## THINGS TO DO
A. Using the Bill Frisell article, explain in one to three sentences why Frisell wrote new music for the group called Harmony.
B. Please answer these questions from the Bill Frisell article:
(i) Where is Frisell's home?
(ii) What instrument does Hank Roberts play?
(iii) In what year did Frisell contribute music to the TV special based on "The Far Side"?
C. Quote the stretch of the Bill Frisell article from "The list of" through "home in Brooklyn.".

## TEXT PASSAGE
The list of musicians Bill Frisell has worked with is so unbelievable that Frisell himself barely believes it.
“It really does feel like I’m dreaming sometimes,” he said from his home in Brooklyn.
The guitarist has recorded or performed with pop and rock stars (Paul Simon, Bonnie Raitt, Elvis Costello), jazz legends (McCoy Tyner, Charlie Haden, Ron Carter), singer-songwriters (Lucinda Williams, Ron Sexsmith, Vic Chesnutt, Suzanne Vega) and fellow guitarists (Marc Ribot, Greg Leisz, Buddy Miller). He once even collaborated with a cartoonist, contributing music to a TV special based on “The Far Side” comic strip in 1994.
One of Frisell’s latest collaborations brings him to the Southeastern Center for Contemporary Art (SECCA) in Winston-Salem on Friday, Sept. 3. “Harmony” is the name of both an album and a band assembled by Frisell, bringing together three artists he previously worked with separately: Petra Haden, who sings; Hank Roberts, who plays cello; and Luke Bergman, who plays baritone guitar and bass.
“I’d played with all of them a lot, but I don’t think any of them had even met at that point,” Frisell said. “But I had this idea that I wanted to stick all of them together, so I wrote some new music.”

## GIVEN DATA
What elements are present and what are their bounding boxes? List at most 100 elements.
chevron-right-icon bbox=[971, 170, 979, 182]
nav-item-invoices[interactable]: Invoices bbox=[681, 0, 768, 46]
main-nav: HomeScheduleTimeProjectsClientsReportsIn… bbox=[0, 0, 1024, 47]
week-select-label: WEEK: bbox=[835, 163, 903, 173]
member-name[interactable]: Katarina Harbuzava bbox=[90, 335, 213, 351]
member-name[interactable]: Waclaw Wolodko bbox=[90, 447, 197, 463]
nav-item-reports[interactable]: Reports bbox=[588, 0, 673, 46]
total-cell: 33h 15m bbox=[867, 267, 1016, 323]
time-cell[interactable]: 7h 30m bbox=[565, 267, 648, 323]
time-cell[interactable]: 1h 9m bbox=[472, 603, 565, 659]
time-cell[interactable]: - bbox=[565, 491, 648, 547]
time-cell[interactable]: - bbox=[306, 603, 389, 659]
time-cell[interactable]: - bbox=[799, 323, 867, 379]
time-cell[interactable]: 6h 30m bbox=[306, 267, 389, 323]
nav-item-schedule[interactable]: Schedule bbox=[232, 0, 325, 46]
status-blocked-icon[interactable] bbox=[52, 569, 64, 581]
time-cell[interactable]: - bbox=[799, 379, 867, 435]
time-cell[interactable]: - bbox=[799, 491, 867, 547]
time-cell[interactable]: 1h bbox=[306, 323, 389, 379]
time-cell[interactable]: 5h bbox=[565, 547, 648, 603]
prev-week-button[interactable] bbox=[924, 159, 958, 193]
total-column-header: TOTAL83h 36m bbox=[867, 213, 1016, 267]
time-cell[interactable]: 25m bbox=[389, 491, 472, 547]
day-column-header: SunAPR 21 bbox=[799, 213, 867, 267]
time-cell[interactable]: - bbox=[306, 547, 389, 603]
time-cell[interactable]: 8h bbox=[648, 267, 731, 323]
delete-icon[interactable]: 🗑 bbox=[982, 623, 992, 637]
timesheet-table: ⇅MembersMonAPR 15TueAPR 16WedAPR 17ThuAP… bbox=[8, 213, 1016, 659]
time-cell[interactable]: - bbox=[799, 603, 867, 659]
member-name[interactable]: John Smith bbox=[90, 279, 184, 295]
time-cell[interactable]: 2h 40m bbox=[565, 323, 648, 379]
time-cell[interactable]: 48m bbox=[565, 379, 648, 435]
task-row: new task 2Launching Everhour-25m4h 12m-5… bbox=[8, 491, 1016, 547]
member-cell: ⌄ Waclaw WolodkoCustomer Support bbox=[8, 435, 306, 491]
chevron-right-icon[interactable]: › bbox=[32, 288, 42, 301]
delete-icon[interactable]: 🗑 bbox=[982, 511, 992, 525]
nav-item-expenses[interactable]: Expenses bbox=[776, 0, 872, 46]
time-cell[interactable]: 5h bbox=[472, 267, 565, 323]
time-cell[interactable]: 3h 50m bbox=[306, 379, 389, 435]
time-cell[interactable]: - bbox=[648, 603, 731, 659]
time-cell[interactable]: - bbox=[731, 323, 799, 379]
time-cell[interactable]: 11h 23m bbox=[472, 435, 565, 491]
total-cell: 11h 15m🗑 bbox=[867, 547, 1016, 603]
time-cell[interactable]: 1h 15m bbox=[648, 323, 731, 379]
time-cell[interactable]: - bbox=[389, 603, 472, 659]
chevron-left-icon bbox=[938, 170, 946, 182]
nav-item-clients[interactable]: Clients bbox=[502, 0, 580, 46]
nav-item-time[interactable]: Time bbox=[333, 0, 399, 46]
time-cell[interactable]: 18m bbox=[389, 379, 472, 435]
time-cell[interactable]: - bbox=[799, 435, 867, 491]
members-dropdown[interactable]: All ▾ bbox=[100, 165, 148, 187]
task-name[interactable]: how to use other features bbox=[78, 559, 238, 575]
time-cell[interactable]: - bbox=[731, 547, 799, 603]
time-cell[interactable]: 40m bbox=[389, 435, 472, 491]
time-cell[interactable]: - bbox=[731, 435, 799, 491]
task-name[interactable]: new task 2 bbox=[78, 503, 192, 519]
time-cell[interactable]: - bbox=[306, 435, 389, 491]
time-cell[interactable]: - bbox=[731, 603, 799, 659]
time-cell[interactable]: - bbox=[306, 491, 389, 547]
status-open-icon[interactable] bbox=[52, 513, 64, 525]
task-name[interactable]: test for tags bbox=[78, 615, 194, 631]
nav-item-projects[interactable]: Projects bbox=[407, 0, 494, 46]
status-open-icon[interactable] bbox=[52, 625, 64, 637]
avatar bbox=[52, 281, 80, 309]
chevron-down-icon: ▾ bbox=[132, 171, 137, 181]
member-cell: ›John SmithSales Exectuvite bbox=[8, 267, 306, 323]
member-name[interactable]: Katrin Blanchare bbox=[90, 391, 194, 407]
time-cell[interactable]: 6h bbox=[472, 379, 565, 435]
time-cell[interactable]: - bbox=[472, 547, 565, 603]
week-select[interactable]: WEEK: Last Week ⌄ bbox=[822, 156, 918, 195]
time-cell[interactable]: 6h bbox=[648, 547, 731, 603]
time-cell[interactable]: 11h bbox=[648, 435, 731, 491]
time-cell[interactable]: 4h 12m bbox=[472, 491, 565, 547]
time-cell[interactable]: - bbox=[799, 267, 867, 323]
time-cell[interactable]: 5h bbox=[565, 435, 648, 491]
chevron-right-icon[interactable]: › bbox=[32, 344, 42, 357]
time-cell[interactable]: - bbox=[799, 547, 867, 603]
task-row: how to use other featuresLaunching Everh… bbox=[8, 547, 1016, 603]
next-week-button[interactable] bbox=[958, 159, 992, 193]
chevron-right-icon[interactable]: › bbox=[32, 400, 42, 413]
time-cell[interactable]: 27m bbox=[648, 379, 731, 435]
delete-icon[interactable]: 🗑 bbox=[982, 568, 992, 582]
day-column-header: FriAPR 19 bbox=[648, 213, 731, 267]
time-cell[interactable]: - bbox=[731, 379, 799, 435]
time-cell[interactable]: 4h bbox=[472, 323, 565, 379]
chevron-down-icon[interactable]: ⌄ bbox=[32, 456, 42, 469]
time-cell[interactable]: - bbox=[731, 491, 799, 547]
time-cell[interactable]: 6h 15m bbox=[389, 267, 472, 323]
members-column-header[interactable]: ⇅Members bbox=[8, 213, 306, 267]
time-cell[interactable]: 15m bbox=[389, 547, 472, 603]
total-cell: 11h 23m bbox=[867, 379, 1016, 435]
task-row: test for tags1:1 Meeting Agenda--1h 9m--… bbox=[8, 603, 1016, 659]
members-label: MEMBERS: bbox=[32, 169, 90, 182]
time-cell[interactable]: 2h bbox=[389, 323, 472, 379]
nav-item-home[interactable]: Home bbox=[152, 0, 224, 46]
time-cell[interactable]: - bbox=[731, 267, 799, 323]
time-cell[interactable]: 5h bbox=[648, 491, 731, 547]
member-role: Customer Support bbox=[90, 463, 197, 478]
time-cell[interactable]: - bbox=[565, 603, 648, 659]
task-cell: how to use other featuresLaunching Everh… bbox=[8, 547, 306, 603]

## ANSWERS TO THE EXERCISE
A. Frisell had played a lot with Petra Haden, Hank Roberts and Luke Bergman, but separately, and he doesn't think they had even met. He had the idea of putting all of them together, so he wrote some new music for them.

B.
(i) Brooklyn
(ii) Cello
(iii) 1994

C.
The list of musicians Bill Frisell has worked with is so unbelievable that Frisell himself barely believes it.
“It really does feel like I’m dreaming sometimes,” he said from his home in Brooklyn.